+++ Material shown

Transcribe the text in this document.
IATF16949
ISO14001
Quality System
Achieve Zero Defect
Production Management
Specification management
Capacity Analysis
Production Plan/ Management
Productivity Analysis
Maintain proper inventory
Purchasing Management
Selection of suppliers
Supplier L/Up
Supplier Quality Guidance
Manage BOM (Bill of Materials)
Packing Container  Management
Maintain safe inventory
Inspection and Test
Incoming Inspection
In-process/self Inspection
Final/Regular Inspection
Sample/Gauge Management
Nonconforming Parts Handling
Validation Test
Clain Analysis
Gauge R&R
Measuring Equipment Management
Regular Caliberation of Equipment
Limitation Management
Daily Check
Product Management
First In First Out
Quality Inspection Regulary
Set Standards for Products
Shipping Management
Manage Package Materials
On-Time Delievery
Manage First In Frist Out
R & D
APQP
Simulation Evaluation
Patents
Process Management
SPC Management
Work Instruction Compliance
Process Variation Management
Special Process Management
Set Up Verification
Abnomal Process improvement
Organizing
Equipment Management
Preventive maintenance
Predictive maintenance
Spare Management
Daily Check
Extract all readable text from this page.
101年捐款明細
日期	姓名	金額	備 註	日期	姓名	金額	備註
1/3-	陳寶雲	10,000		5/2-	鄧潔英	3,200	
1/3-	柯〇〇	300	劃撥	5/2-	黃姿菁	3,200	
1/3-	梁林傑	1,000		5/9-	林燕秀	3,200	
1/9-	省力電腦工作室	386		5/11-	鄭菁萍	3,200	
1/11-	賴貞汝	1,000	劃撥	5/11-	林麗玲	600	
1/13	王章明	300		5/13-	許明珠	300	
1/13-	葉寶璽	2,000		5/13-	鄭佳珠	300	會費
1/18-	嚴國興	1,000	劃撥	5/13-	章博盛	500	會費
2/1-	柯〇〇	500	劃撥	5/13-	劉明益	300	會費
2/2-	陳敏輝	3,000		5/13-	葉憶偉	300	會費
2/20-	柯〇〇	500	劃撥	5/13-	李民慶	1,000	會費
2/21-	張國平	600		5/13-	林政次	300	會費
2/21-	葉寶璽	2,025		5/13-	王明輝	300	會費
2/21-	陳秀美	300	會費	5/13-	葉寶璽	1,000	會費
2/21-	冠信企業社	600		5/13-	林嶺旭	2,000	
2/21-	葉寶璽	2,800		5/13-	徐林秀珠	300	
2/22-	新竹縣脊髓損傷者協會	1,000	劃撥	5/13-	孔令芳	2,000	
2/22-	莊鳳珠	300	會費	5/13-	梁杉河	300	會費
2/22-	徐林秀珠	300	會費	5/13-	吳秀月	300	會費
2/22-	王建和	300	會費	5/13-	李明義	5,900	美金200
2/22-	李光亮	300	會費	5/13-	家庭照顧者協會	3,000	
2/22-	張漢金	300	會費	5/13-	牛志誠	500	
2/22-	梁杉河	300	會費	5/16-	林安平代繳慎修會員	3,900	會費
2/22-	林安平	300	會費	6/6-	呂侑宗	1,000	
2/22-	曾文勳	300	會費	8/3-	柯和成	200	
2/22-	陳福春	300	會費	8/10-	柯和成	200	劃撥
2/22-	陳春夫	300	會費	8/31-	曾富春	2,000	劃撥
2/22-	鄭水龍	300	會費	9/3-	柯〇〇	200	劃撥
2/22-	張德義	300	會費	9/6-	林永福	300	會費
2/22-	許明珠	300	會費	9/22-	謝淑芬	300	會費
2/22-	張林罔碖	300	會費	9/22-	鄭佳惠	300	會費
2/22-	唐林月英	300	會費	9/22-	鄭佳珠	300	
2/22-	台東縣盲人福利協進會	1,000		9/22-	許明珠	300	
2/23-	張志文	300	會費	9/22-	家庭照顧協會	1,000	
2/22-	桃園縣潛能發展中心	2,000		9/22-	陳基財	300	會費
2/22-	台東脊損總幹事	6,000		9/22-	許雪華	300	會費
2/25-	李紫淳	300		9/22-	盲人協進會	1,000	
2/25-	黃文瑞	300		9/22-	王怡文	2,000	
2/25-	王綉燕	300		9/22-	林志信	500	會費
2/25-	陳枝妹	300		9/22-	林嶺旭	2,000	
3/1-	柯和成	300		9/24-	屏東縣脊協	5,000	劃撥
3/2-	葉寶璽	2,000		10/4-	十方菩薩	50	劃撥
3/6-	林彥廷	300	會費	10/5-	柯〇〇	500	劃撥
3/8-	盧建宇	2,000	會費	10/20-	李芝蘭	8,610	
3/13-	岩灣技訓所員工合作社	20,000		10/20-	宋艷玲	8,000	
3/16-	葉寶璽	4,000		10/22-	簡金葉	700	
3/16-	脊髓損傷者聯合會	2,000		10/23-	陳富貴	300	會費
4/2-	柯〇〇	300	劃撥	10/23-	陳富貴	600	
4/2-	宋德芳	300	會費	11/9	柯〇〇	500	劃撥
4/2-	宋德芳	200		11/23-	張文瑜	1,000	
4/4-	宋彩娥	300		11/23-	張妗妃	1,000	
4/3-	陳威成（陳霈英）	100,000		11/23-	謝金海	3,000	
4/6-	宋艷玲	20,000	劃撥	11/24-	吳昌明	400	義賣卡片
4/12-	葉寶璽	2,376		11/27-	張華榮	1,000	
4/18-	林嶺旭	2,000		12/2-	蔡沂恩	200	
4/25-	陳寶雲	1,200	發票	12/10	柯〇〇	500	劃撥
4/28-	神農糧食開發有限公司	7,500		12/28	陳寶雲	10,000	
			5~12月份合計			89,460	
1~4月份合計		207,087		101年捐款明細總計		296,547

++++++

What is asked: Where a line above includes "this", copy that line.

Exercise result:
Transcribe the text in this document.
Extract all readable text from this page.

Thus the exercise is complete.